Dataset records on visual material:
=====
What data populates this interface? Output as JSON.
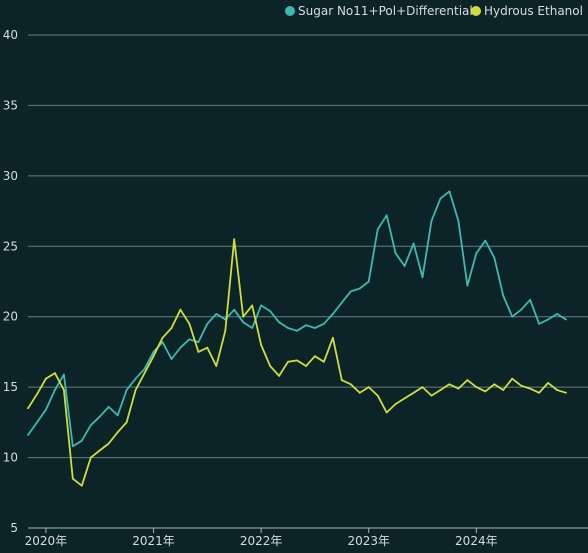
{
  "chart_data": {
    "type": "line",
    "title": "",
    "xlabel": "",
    "ylabel": "",
    "ylim": [
      5,
      40
    ],
    "y_ticks": [
      5,
      10,
      15,
      20,
      25,
      30,
      35,
      40
    ],
    "x_ticks": [
      "2020年",
      "2021年",
      "2022年",
      "2023年",
      "2024年"
    ],
    "grid": "horizontal",
    "legend_position": "top-right",
    "x": [
      "2019-11",
      "2019-12",
      "2020-01",
      "2020-02",
      "2020-03",
      "2020-04",
      "2020-05",
      "2020-06",
      "2020-07",
      "2020-08",
      "2020-09",
      "2020-10",
      "2020-11",
      "2020-12",
      "2021-01",
      "2021-02",
      "2021-03",
      "2021-04",
      "2021-05",
      "2021-06",
      "2021-07",
      "2021-08",
      "2021-09",
      "2021-10",
      "2021-11",
      "2021-12",
      "2022-01",
      "2022-02",
      "2022-03",
      "2022-04",
      "2022-05",
      "2022-06",
      "2022-07",
      "2022-08",
      "2022-09",
      "2022-10",
      "2022-11",
      "2022-12",
      "2023-01",
      "2023-02",
      "2023-03",
      "2023-04",
      "2023-05",
      "2023-06",
      "2023-07",
      "2023-08",
      "2023-09",
      "2023-10",
      "2023-11",
      "2023-12",
      "2024-01",
      "2024-02",
      "2024-03",
      "2024-04",
      "2024-05",
      "2024-06",
      "2024-07",
      "2024-08",
      "2024-09",
      "2024-10",
      "2024-11"
    ],
    "series": [
      {
        "name": "Sugar No11+Pol+Differential",
        "color": "#3dbab0",
        "values": [
          11.6,
          12.5,
          13.4,
          14.8,
          15.9,
          10.8,
          11.2,
          12.3,
          12.9,
          13.6,
          13.0,
          14.8,
          15.6,
          16.3,
          17.5,
          18.2,
          17.0,
          17.8,
          18.4,
          18.2,
          19.5,
          20.2,
          19.8,
          20.5,
          19.6,
          19.2,
          20.8,
          20.4,
          19.6,
          19.2,
          19.0,
          19.4,
          19.2,
          19.5,
          20.2,
          21.0,
          21.8,
          22.0,
          22.5,
          26.2,
          27.2,
          24.5,
          23.6,
          25.2,
          22.8,
          26.8,
          28.4,
          28.9,
          26.8,
          22.2,
          24.5,
          25.4,
          24.2,
          21.5,
          20.0,
          20.5,
          21.2,
          19.5,
          19.8,
          20.2,
          19.8
        ]
      },
      {
        "name": "Hydrous Ethanol",
        "color": "#cfde3b",
        "values": [
          13.5,
          14.5,
          15.6,
          16.0,
          14.8,
          8.5,
          8.0,
          10.0,
          10.5,
          11.0,
          11.8,
          12.5,
          14.8,
          16.0,
          17.2,
          18.5,
          19.2,
          20.5,
          19.5,
          17.5,
          17.8,
          16.5,
          19.0,
          25.5,
          20.0,
          20.8,
          18.0,
          16.5,
          15.8,
          16.8,
          16.9,
          16.5,
          17.2,
          16.8,
          18.5,
          15.5,
          15.2,
          14.6,
          15.0,
          14.4,
          13.2,
          13.8,
          14.2,
          14.6,
          15.0,
          14.4,
          14.8,
          15.2,
          14.9,
          15.5,
          15.0,
          14.7,
          15.2,
          14.8,
          15.6,
          15.1,
          14.9,
          14.6,
          15.3,
          14.8,
          14.6
        ]
      }
    ]
  }
}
=====
* _PROBLEM TO WORK ON_
List each line of the records that holds the string "name".

* _WORKED ANSWER_
        "name": "Sugar No11+Pol+Differential",
        "name": "Hydrous Ethanol",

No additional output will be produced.